### GIVEN TASK:
Go through the listing and return every line with "engulfed" in it.

### TASK INPUTS:

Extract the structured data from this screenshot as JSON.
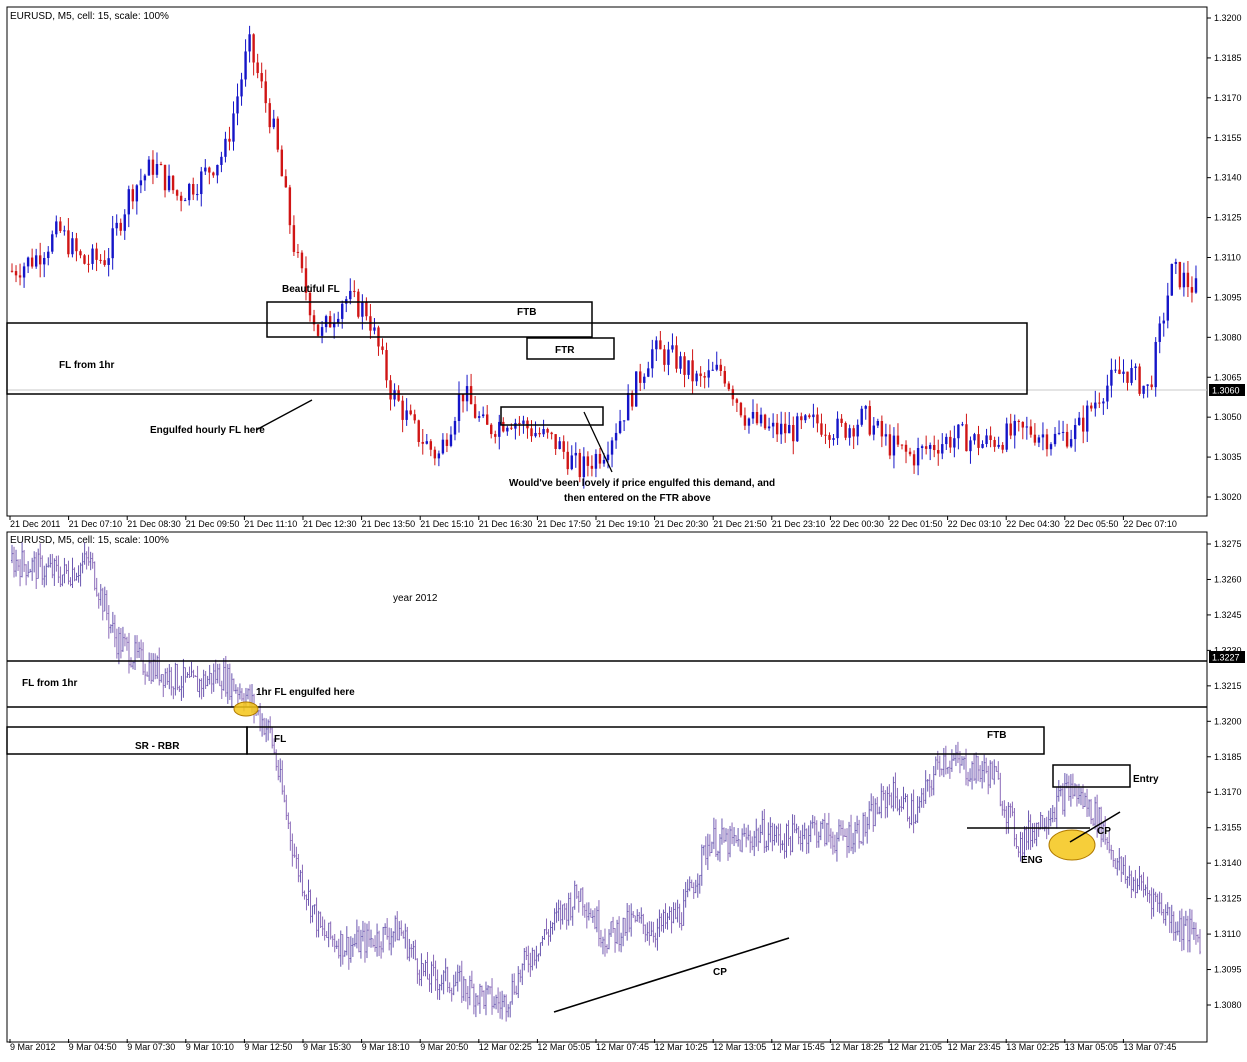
{
  "charts": [
    {
      "header": "EURUSD, M5, cell: 15, scale: 100%",
      "price_levels": [
        "1.3200",
        "1.3185",
        "1.3170",
        "1.3155",
        "1.3140",
        "1.3125",
        "1.3110",
        "1.3095",
        "1.3080",
        "1.3065",
        "1.3050",
        "1.3035",
        "1.3020"
      ],
      "current_price": "1.3060",
      "time_labels": [
        "21 Dec 2011",
        "21 Dec 07:10",
        "21 Dec 08:30",
        "21 Dec 09:50",
        "21 Dec 11:10",
        "21 Dec 12:30",
        "21 Dec 13:50",
        "21 Dec 15:10",
        "21 Dec 16:30",
        "21 Dec 17:50",
        "21 Dec 19:10",
        "21 Dec 20:30",
        "21 Dec 21:50",
        "21 Dec 23:10",
        "22 Dec 00:30",
        "22 Dec 01:50",
        "22 Dec 03:10",
        "22 Dec 04:30",
        "22 Dec 05:50",
        "22 Dec 07:10"
      ],
      "annotations": {
        "beautiful_fl": "Beautiful FL",
        "ftb": "FTB",
        "ftr": "FTR",
        "fl_from_1hr": "FL from 1hr",
        "engulfed": "Engulfed hourly FL here",
        "note_line1": "Would've been lovely if price engulfed this demand, and",
        "note_line2": "then entered on the FTR above"
      }
    },
    {
      "header": "EURUSD, M5, cell: 15, scale: 100%",
      "price_levels": [
        "1.3275",
        "1.3260",
        "1.3245",
        "1.3230",
        "1.3215",
        "1.3200",
        "1.3185",
        "1.3170",
        "1.3155",
        "1.3140",
        "1.3125",
        "1.3110",
        "1.3095",
        "1.3080"
      ],
      "current_price": "1.3227",
      "time_labels": [
        "9 Mar 2012",
        "9 Mar 04:50",
        "9 Mar 07:30",
        "9 Mar 10:10",
        "9 Mar 12:50",
        "9 Mar 15:30",
        "9 Mar 18:10",
        "9 Mar 20:50",
        "12 Mar 02:25",
        "12 Mar 05:05",
        "12 Mar 07:45",
        "12 Mar 10:25",
        "12 Mar 13:05",
        "12 Mar 15:45",
        "12 Mar 18:25",
        "12 Mar 21:05",
        "12 Mar 23:45",
        "13 Mar 02:25",
        "13 Mar 05:05",
        "13 Mar 07:45"
      ],
      "annotations": {
        "year": "year 2012",
        "fl_from_1hr": "FL from 1hr",
        "fl_engulfed": "1hr FL engulfed here",
        "sr_rbr": "SR - RBR",
        "fl": "FL",
        "ftb": "FTB",
        "entry": "Entry",
        "cp_top": "CP",
        "eng": "ENG",
        "cp_bottom": "CP"
      }
    }
  ],
  "colors": {
    "bull": "#1515c8",
    "bear": "#d01515",
    "bar": "#6a58b0",
    "highlight": "#f5c518"
  },
  "chart_data": [
    {
      "type": "candlestick",
      "title": "EURUSD, M5, cell: 15, scale: 100%",
      "y_unit": "price",
      "ylim": [
        1.3012,
        1.3205
      ],
      "x_ticks": [
        "21 Dec 2011",
        "21 Dec 07:10",
        "21 Dec 08:30",
        "21 Dec 09:50",
        "21 Dec 11:10",
        "21 Dec 12:30",
        "21 Dec 13:50",
        "21 Dec 15:10",
        "21 Dec 16:30",
        "21 Dec 17:50",
        "21 Dec 19:10",
        "21 Dec 20:30",
        "21 Dec 21:50",
        "21 Dec 23:10",
        "22 Dec 00:30",
        "22 Dec 01:50",
        "22 Dec 03:10",
        "22 Dec 04:30",
        "22 Dec 05:50",
        "22 Dec 07:10"
      ],
      "close_path": [
        1.3105,
        1.311,
        1.312,
        1.3108,
        1.311,
        1.3135,
        1.3145,
        1.3133,
        1.314,
        1.315,
        1.319,
        1.316,
        1.311,
        1.308,
        1.3095,
        1.309,
        1.306,
        1.3045,
        1.3035,
        1.306,
        1.3045,
        1.305,
        1.3045,
        1.304,
        1.303,
        1.3038,
        1.3055,
        1.3075,
        1.3072,
        1.3063,
        1.3068,
        1.305,
        1.3045,
        1.3045,
        1.3048,
        1.3045,
        1.305,
        1.304,
        1.3035,
        1.304,
        1.3043,
        1.304,
        1.3043,
        1.3045,
        1.3042,
        1.3045,
        1.306,
        1.3068,
        1.306,
        1.3105,
        1.3098
      ],
      "zones": [
        {
          "label": "FL from 1hr",
          "from": 1.306,
          "to": 1.3087
        },
        {
          "label": "FTB",
          "from": 1.3081,
          "to": 1.3094
        },
        {
          "label": "FTR",
          "from": 1.3072,
          "to": 1.308
        },
        {
          "label": "demand",
          "from": 1.3047,
          "to": 1.3054
        }
      ],
      "current_price": 1.306
    },
    {
      "type": "bar",
      "title": "EURUSD, M5, cell: 15, scale: 100%",
      "y_unit": "price",
      "ylim": [
        1.307,
        1.328
      ],
      "x_ticks": [
        "9 Mar 2012",
        "9 Mar 04:50",
        "9 Mar 07:30",
        "9 Mar 10:10",
        "9 Mar 12:50",
        "9 Mar 15:30",
        "9 Mar 18:10",
        "9 Mar 20:50",
        "12 Mar 02:25",
        "12 Mar 05:05",
        "12 Mar 07:45",
        "12 Mar 10:25",
        "12 Mar 13:05",
        "12 Mar 15:45",
        "12 Mar 18:25",
        "12 Mar 21:05",
        "12 Mar 23:45",
        "13 Mar 02:25",
        "13 Mar 05:05",
        "13 Mar 07:45"
      ],
      "close_path": [
        1.3268,
        1.3265,
        1.3262,
        1.3268,
        1.3235,
        1.3225,
        1.322,
        1.3215,
        1.322,
        1.3212,
        1.3195,
        1.314,
        1.311,
        1.3105,
        1.3108,
        1.3112,
        1.3092,
        1.309,
        1.3085,
        1.308,
        1.31,
        1.3115,
        1.3128,
        1.3108,
        1.3115,
        1.3112,
        1.312,
        1.315,
        1.3148,
        1.3153,
        1.315,
        1.3155,
        1.315,
        1.3155,
        1.317,
        1.316,
        1.3185,
        1.318,
        1.3178,
        1.3148,
        1.316,
        1.3172,
        1.316,
        1.3135,
        1.3128,
        1.3115,
        1.3108
      ],
      "zones": [
        {
          "label": "FL from 1hr",
          "from": 1.3206,
          "to": 1.3229
        },
        {
          "label": "SR - RBR",
          "from": 1.3187,
          "to": 1.3197
        }
      ],
      "current_price": 1.3227
    }
  ]
}
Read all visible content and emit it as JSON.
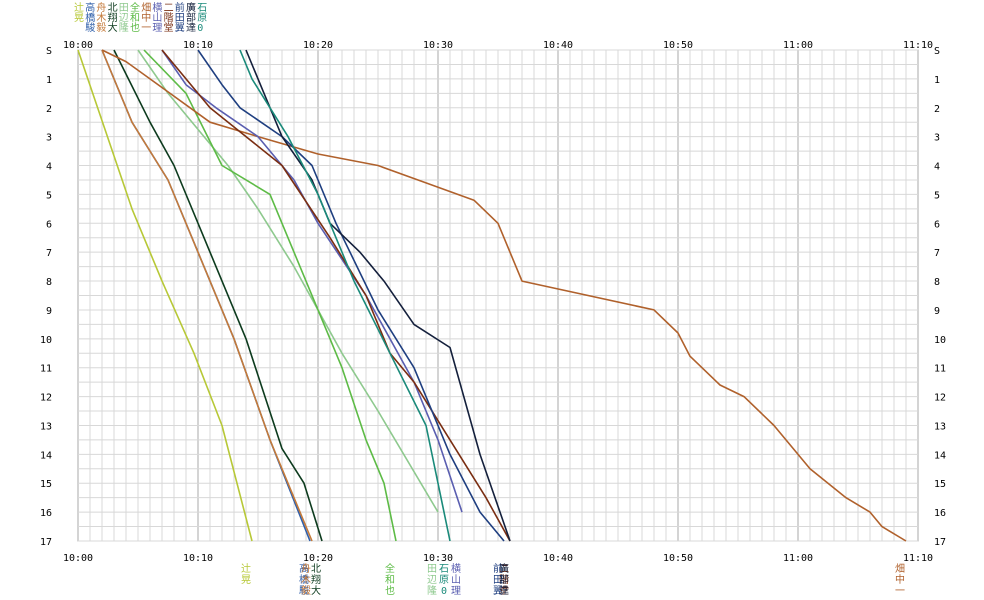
{
  "chart_data": {
    "type": "line",
    "title": "",
    "xlabel": "",
    "ylabel": "",
    "x_axis_type": "time",
    "xlim": [
      "10:00",
      "11:10"
    ],
    "x_ticks": [
      "10:00",
      "10:10",
      "10:20",
      "10:30",
      "10:40",
      "10:50",
      "11:00",
      "11:10"
    ],
    "ylim": [
      0,
      17
    ],
    "y_ticks": [
      "S",
      "1",
      "2",
      "3",
      "4",
      "5",
      "6",
      "7",
      "8",
      "9",
      "10",
      "11",
      "12",
      "13",
      "14",
      "15",
      "16",
      "17"
    ],
    "grid": true,
    "legend_position": "top-left",
    "series": [
      {
        "name": "辻 晃",
        "color": "#b7c837",
        "x": [
          "10:00:00",
          "10:04:30",
          "10:07:00",
          "10:09:40",
          "10:12:00",
          "10:14:30"
        ],
        "y": [
          0,
          5.5,
          8,
          10.5,
          13,
          17
        ]
      },
      {
        "name": "高橋 駿",
        "color": "#2f5faa",
        "x": [
          "10:02:00",
          "10:04:30",
          "10:07:30",
          "10:10:00",
          "10:13:00",
          "10:16:00",
          "10:19:20"
        ],
        "y": [
          0,
          2.5,
          4.5,
          7,
          10,
          13.5,
          17
        ]
      },
      {
        "name": "舟木 毅",
        "color": "#c47a3a",
        "x": [
          "10:02:00",
          "10:04:30",
          "10:07:30",
          "10:10:00",
          "10:13:00",
          "10:16:00",
          "10:19:30"
        ],
        "y": [
          0,
          2.5,
          4.5,
          7,
          10,
          13.5,
          17
        ]
      },
      {
        "name": "北 翔大",
        "color": "#0d3b1e",
        "x": [
          "10:03:00",
          "10:06:00",
          "10:08:00",
          "10:10:30",
          "10:14:00",
          "10:17:00",
          "10:18:50",
          "10:20:20"
        ],
        "y": [
          0,
          2.5,
          4,
          6.5,
          10,
          13.8,
          15,
          17
        ]
      },
      {
        "name": "田辺 隆",
        "color": "#8ec98e",
        "x": [
          "10:05:00",
          "10:07:30",
          "10:10:30",
          "10:12:30",
          "10:15:00",
          "10:18:00",
          "10:22:00",
          "10:25:00",
          "10:30:00"
        ],
        "y": [
          0,
          1.5,
          3,
          4,
          5.5,
          7.5,
          10.5,
          12.5,
          16
        ]
      },
      {
        "name": "全 和也",
        "color": "#5dbb46",
        "x": [
          "10:05:30",
          "10:09:00",
          "10:12:00",
          "10:16:00",
          "10:19:00",
          "10:22:00",
          "10:24:00",
          "10:25:30",
          "10:26:30"
        ],
        "y": [
          0,
          1.5,
          4,
          5,
          8,
          11,
          13.5,
          15,
          17
        ]
      },
      {
        "name": "畑中 一敏",
        "color": "#b0612c",
        "x": [
          "10:02:00",
          "10:04:00",
          "10:06:00",
          "10:11:00",
          "10:15:00",
          "10:20:00",
          "10:25:00",
          "10:29:00",
          "10:33:00",
          "10:35:00",
          "10:37:00",
          "10:48:00",
          "10:50:00",
          "10:51:00",
          "10:53:30",
          "10:55:30",
          "10:58:00",
          "11:01:00",
          "11:04:00",
          "11:06:00",
          "11:07:00",
          "11:09:00"
        ],
        "y": [
          0,
          0.4,
          1,
          2.5,
          3,
          3.6,
          4,
          4.6,
          5.2,
          6,
          8,
          9,
          9.8,
          10.6,
          11.6,
          12,
          13,
          14.5,
          15.5,
          16,
          16.5,
          17
        ]
      },
      {
        "name": "横山 理",
        "color": "#5a5eb0",
        "x": [
          "10:07:00",
          "10:09:00",
          "10:11:30",
          "10:15:00",
          "10:18:00",
          "10:20:00",
          "10:24:00",
          "10:28:00",
          "10:30:00",
          "10:32:00"
        ],
        "y": [
          0,
          1.2,
          2,
          3,
          4.5,
          6,
          8.5,
          11.5,
          13.5,
          16
        ]
      },
      {
        "name": "二階堂 洋",
        "color": "#7a2e12",
        "x": [
          "10:07:00",
          "10:09:00",
          "10:11:00",
          "10:14:00",
          "10:17:00",
          "10:21:00",
          "10:24:00",
          "10:26:00",
          "10:28:00",
          "10:31:00",
          "10:34:00",
          "10:36:00"
        ],
        "y": [
          0,
          1,
          2,
          3,
          4,
          6.5,
          8.5,
          10.5,
          11.5,
          13.5,
          15.5,
          17
        ]
      },
      {
        "name": "前田 翼",
        "color": "#1f3f80",
        "x": [
          "10:10:00",
          "10:12:00",
          "10:13:30",
          "10:17:00",
          "10:19:30",
          "10:21:30",
          "10:25:00",
          "10:28:00",
          "10:31:00",
          "10:33:30",
          "10:35:30"
        ],
        "y": [
          0,
          1.2,
          2,
          3,
          4,
          6,
          9,
          11,
          14,
          16,
          17
        ]
      },
      {
        "name": "廣部 達",
        "color": "#14203c",
        "x": [
          "10:14:00",
          "10:15:30",
          "10:17:00",
          "10:19:30",
          "10:21:00",
          "10:23:30",
          "10:25:30",
          "10:28:00",
          "10:31:00",
          "10:33:30",
          "10:36:00"
        ],
        "y": [
          0,
          1.5,
          3,
          4.5,
          6,
          7,
          8,
          9.5,
          10.3,
          14,
          17
        ]
      },
      {
        "name": "石原 0",
        "color": "#1a8a7a",
        "x": [
          "10:13:30",
          "10:14:30",
          "10:16:00",
          "10:17:30",
          "10:20:00",
          "10:23:00",
          "10:26:00",
          "10:29:00",
          "10:31:00"
        ],
        "y": [
          0,
          1,
          2,
          3,
          5,
          8,
          10.5,
          13,
          17
        ]
      }
    ]
  }
}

### WRITTEN ANSWER:
        "engulfed": "Engulfed hourly FL here",
        "note_line1": "Would've been lovely if price engulfed this demand, and",
        "fl_engulfed": "1hr FL engulfed here",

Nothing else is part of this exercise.